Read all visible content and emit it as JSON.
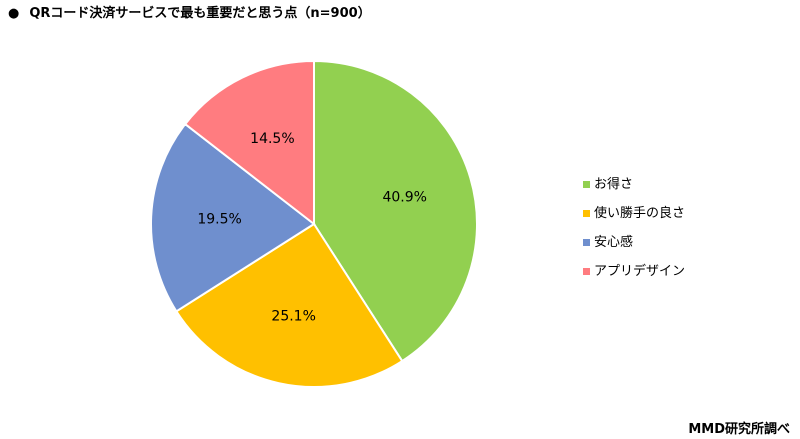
{
  "header": {
    "bullet": "●",
    "title": "QRコード決済サービスで最も重要だと思う点（n=900）"
  },
  "chart_data": {
    "type": "pie",
    "title": "QRコード決済サービスで最も重要だと思う点（n=900）",
    "start_angle_deg": 0,
    "direction": "clockwise",
    "legend_position": "right",
    "slices": [
      {
        "label": "お得さ",
        "value": 40.9,
        "value_label": "40.9%",
        "color": "#92d050"
      },
      {
        "label": "使い勝手の良さ",
        "value": 25.1,
        "value_label": "25.1%",
        "color": "#ffc000"
      },
      {
        "label": "安心感",
        "value": 19.5,
        "value_label": "19.5%",
        "color": "#6f8fce"
      },
      {
        "label": "アプリデザイン",
        "value": 14.5,
        "value_label": "14.5%",
        "color": "#ff7c80"
      }
    ]
  },
  "footer": {
    "source": "MMD研究所調べ"
  }
}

----

§ EXERCISE REQUIREMENTS
Read the data above. Pull out each line in which the string "color" appears.

§ OUTPUT OF THE EXERCISE
        "color": "#92d050"
        "color": "#ffc000"
        "color": "#6f8fce"
        "color": "#ff7c80"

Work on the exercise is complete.